## Problem requirements
Your task is to repeat all of the data exactly while excluding the pictures.

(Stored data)

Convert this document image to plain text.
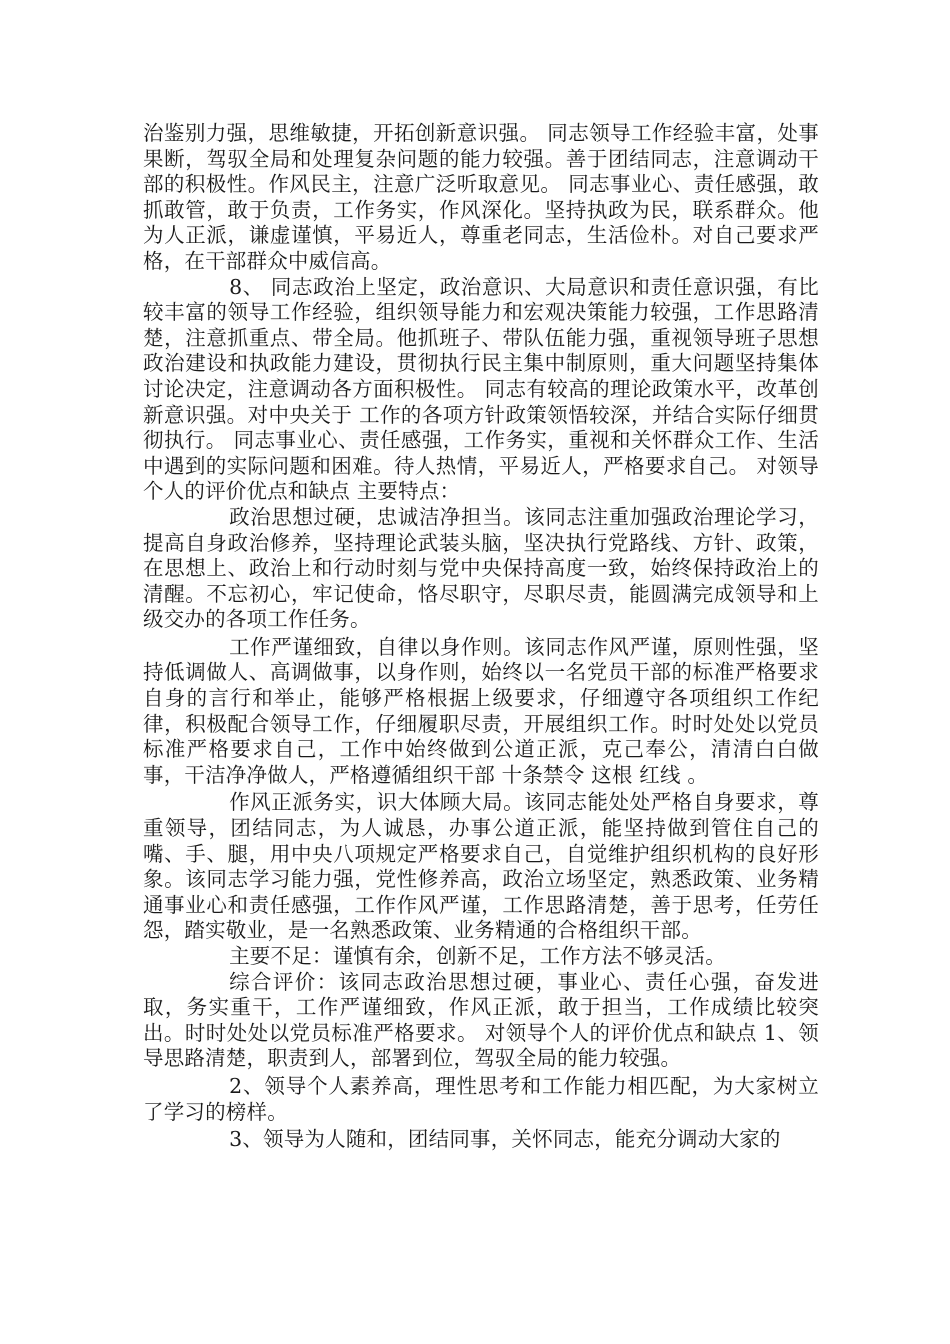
治鉴别力强，思维敏捷，开拓创新意识强。 同志领导工作经验丰富，处事果断，驾驭全局和处理复杂问题的能力较强。善于团结同志，注意调动干部的积极性。作风民主，注意广泛听取意见。 同志事业心、责任感强，敢抓敢管，敢于负责，工作务实，作风深化。坚持执政为民，联系群众。他为人正派，谦虚谨慎，平易近人，尊重老同志，生活俭朴。对自己要求严格，在干部群众中威信高。

8、 同志政治上坚定，政治意识、大局意识和责任意识强，有比较丰富的领导工作经验，组织领导能力和宏观决策能力较强，工作思路清楚，注意抓重点、带全局。他抓班子、带队伍能力强，重视领导班子思想政治建设和执政能力建设，贯彻执行民主集中制原则，重大问题坚持集体讨论决定，注意调动各方面积极性。 同志有较高的理论政策水平，改革创新意识强。对中央关于 工作的各项方针政策领悟较深，并结合实际仔细贯彻执行。 同志事业心、责任感强，工作务实，重视和关怀群众工作、生活中遇到的实际问题和困难。待人热情，平易近人，严格要求自己。 对领导个人的评价优点和缺点 主要特点：

政治思想过硬，忠诚洁净担当。该同志注重加强政治理论学习，提高自身政治修养，坚持理论武装头脑，坚决执行党路线、方针、政策，在思想上、政治上和行动时刻与党中央保持高度一致，始终保持政治上的清醒。不忘初心，牢记使命，恪尽职守，尽职尽责，能圆满完成领导和上级交办的各项工作任务。

工作严谨细致，自律以身作则。该同志作风严谨，原则性强，坚持低调做人、高调做事，以身作则，始终以一名党员干部的标准严格要求自身的言行和举止，能够严格根据上级要求，仔细遵守各项组织工作纪律，积极配合领导工作，仔细履职尽责，开展组织工作。时时处处以党员标准严格要求自己，工作中始终做到公道正派，克己奉公，清清白白做事，干洁净净做人，严格遵循组织干部 十条禁令 这根 红线 。

作风正派务实，识大体顾大局。该同志能处处严格自身要求，尊重领导，团结同志，为人诚恳，办事公道正派，能坚持做到管住自己的嘴、手、腿，用中央八项规定严格要求自己，自觉维护组织机构的良好形象。该同志学习能力强，党性修养高，政治立场坚定，熟悉政策、业务精通事业心和责任感强，工作作风严谨，工作思路清楚，善于思考，任劳任怨，踏实敬业，是一名熟悉政策、业务精通的合格组织干部。

主要不足：谨慎有余，创新不足，工作方法不够灵活。

综合评价：该同志政治思想过硬，事业心、责任心强，奋发进取，务实重干，工作严谨细致，作风正派，敢于担当，工作成绩比较突出。时时处处以党员标准严格要求。 对领导个人的评价优点和缺点 1、领导思路清楚，职责到人，部署到位，驾驭全局的能力较强。

2、领导个人素养高，理性思考和工作能力相匹配，为大家树立了学习的榜样。

3、领导为人随和，团结同事，关怀同志，能充分调动大家的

## Exercise result
Convert this document image to plain text.
治鉴别力强，思维敏捷，开拓创新意识强。 同志领导工作经验丰富，处事果断，驾驭全局和处理复杂问题的能力较强。善于团结同志，注意调动干部的积极性。作风民主，注意广泛听取意见。 同志事业心、责任感强，敢抓敢管，敢于负责，工作务实，作风深化。坚持执政为民，联系群众。他为人正派，谦虚谨慎，平易近人，尊重老同志，生活俭朴。对自己要求严格，在干部群众中威信高。

8、 同志政治上坚定，政治意识、大局意识和责任意识强，有比较丰富的领导工作经验，组织领导能力和宏观决策能力较强，工作思路清楚，注意抓重点、带全局。他抓班子、带队伍能力强，重视领导班子思想政治建设和执政能力建设，贯彻执行民主集中制原则，重大问题坚持集体讨论决定，注意调动各方面积极性。 同志有较高的理论政策水平，改革创新意识强。对中央关于 工作的各项方针政策领悟较深，并结合实际仔细贯彻执行。 同志事业心、责任感强，工作务实，重视和关怀群众工作、生活中遇到的实际问题和困难。待人热情，平易近人，严格要求自己。 对领导个人的评价优点和缺点 主要特点：

政治思想过硬，忠诚洁净担当。该同志注重加强政治理论学习，提高自身政治修养，坚持理论武装头脑，坚决执行党路线、方针、政策，在思想上、政治上和行动时刻与党中央保持高度一致，始终保持政治上的清醒。不忘初心，牢记使命，恪尽职守，尽职尽责，能圆满完成领导和上级交办的各项工作任务。

工作严谨细致，自律以身作则。该同志作风严谨，原则性强，坚持低调做人、高调做事，以身作则，始终以一名党员干部的标准严格要求自身的言行和举止，能够严格根据上级要求，仔细遵守各项组织工作纪律，积极配合领导工作，仔细履职尽责，开展组织工作。时时处处以党员标准严格要求自己，工作中始终做到公道正派，克己奉公，清清白白做事，干洁净净做人，严格遵循组织干部 十条禁令 这根 红线 。

作风正派务实，识大体顾大局。该同志能处处严格自身要求，尊重领导，团结同志，为人诚恳，办事公道正派，能坚持做到管住自己的嘴、手、腿，用中央八项规定严格要求自己，自觉维护组织机构的良好形象。该同志学习能力强，党性修养高，政治立场坚定，熟悉政策、业务精通事业心和责任感强，工作作风严谨，工作思路清楚，善于思考，任劳任怨，踏实敬业，是一名熟悉政策、业务精通的合格组织干部。

主要不足：谨慎有余，创新不足，工作方法不够灵活。

综合评价：该同志政治思想过硬，事业心、责任心强，奋发进取，务实重干，工作严谨细致，作风正派，敢于担当，工作成绩比较突出。时时处处以党员标准严格要求。 对领导个人的评价优点和缺点 1、领导思路清楚，职责到人，部署到位，驾驭全局的能力较强。

2、领导个人素养高，理性思考和工作能力相匹配，为大家树立了学习的榜样。

3、领导为人随和，团结同事，关怀同志，能充分调动大家的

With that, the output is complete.